Selected extract: Begin

Tuesday, October 10, 2006

 

Avoiding Math

Faced with the task of making sure that a rectangle was trimmed so it fit on its page (that is, I needed to crop any part of it that bled off the page), my first thought was to start messing around with comparing geometric bounds, but then it hit me that the Pathfinder functions are available to a script, so what if I create a rectangle that is exactly the same size as the page and then use Intersect?

Sounds good. In the UI, the resultant page item takes on the characteristics of the front item of the two (or more, I suppose, but I'm only work with two items), so my first thought was to create the rectangle and send it to the back, like this:
myPage = app.selection[0].parent;
myNewRect = myPage.textFrames.add({geometricBounds:myPage.bounds});
myNewRect.sendToBack();
myNewShape = app.selection[0].intersectPath(myNewRect)
Hey! I hear you say, that's not a rectangle, it's a text frame you created. Well that's to end-run the issues of stroke weights. A frame is rectangular and after using intersectPath, the new shape will have the characteristics of the front item, so it doesn't matter.

Except that this doesn't work. The UI's front/back rule doesn't apply in scripts. What matters is which object has the method applied to it. So, the script I was really looking for was this:
myPage = app.selection[0].parent;
myNewRect = myPage.textFrames.add({geometricBounds:myPage.bounds});
myNewShape = myNewRect.intersectPath(app.selection[0])
No need to send to back; just apply the method to the new frame and the result takes on the characteristics (including the script label, I'm pleased to say) of the argument object.

Selected extract: End
Extracted entries: Begin

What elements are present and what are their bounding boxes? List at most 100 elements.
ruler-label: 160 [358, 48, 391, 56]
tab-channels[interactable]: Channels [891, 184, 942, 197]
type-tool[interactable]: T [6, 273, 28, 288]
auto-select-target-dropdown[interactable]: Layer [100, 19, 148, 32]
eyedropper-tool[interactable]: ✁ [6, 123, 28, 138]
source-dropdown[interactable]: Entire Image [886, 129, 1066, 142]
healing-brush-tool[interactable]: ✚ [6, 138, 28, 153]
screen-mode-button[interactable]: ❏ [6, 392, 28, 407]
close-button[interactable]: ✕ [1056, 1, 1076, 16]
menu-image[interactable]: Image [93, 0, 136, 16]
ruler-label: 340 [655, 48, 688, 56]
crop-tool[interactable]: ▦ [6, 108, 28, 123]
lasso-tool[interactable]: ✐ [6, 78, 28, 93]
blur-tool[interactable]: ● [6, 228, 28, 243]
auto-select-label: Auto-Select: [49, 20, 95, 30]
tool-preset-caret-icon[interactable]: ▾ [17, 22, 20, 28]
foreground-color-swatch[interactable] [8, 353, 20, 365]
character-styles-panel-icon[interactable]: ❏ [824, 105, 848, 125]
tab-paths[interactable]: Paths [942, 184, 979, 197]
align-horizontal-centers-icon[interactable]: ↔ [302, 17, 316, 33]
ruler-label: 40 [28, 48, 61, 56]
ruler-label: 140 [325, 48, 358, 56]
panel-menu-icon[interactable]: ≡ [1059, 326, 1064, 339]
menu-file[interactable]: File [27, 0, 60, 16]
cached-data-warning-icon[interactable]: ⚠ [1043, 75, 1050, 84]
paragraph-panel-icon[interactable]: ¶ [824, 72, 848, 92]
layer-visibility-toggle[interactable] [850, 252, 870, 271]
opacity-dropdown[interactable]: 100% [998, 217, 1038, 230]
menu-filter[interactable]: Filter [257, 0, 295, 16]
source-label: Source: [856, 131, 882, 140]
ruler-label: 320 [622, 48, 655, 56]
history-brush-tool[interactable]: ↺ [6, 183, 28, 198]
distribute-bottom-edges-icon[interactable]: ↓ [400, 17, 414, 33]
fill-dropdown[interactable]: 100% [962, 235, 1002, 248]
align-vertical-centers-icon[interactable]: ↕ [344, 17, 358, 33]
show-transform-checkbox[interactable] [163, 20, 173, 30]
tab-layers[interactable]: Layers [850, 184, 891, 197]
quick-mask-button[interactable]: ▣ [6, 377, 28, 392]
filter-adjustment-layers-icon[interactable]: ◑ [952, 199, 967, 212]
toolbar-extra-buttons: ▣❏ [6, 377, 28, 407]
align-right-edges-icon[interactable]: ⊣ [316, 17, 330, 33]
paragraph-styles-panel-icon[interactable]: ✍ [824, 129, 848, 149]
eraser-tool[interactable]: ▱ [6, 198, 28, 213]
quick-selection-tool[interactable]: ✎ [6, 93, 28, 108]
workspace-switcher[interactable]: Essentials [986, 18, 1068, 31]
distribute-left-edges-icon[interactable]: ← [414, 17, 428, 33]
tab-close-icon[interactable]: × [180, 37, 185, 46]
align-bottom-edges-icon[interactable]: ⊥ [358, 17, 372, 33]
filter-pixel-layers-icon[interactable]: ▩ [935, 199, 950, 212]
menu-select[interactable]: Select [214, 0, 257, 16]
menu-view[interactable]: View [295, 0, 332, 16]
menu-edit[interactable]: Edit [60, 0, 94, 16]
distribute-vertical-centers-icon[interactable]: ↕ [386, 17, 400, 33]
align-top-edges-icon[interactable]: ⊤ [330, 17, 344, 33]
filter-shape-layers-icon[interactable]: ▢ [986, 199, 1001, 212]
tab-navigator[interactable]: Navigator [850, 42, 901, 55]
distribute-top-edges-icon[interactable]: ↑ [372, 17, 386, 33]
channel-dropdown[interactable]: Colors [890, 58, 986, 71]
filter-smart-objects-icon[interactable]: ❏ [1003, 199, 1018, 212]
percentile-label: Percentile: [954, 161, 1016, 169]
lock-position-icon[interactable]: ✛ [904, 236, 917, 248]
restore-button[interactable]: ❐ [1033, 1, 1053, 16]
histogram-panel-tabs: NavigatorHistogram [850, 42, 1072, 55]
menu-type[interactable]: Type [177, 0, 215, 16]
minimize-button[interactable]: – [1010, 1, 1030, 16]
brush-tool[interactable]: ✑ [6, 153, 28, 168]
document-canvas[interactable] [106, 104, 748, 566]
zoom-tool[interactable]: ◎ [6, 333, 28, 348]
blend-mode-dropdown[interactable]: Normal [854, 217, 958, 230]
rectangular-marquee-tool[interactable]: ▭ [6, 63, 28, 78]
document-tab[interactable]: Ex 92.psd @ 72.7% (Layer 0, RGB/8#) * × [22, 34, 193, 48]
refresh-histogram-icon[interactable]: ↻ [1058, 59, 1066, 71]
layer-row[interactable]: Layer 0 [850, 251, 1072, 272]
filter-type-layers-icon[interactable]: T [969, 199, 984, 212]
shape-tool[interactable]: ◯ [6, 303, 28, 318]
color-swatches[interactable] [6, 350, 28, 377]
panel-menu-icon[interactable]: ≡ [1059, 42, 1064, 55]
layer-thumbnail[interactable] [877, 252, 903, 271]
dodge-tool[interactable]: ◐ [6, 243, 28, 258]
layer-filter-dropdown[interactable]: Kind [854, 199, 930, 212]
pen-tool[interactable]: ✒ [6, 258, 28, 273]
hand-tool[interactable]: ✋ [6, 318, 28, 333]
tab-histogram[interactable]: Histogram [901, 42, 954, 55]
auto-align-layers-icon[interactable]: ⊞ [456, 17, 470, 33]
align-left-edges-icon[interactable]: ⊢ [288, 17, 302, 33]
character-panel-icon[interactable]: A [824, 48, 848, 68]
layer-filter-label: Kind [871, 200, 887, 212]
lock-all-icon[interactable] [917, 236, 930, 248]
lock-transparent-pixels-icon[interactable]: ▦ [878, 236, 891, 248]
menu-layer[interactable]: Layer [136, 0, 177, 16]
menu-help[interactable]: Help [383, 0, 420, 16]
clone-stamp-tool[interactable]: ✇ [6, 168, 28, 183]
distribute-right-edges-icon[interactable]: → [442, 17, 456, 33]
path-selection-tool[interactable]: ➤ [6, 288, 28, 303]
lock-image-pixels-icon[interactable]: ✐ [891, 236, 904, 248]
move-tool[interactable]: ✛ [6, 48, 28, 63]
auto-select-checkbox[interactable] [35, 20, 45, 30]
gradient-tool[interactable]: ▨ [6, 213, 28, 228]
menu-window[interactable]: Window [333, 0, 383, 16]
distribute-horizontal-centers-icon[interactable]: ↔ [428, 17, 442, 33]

Extracted entries: End

[Try it]: In the post on avoiding math, rewrite the paragraph beginning "Faced with the task of making sure" in two or three shorter sentences, keeping its main facts.

[Response below]: I needed to trim a rectangle so it fit on its page by cropping any part that bled off. Instead of comparing geometric bounds, I realized a script can use the Pathfinder functions. I could create a rectangle exactly the size of the page and apply Intersect.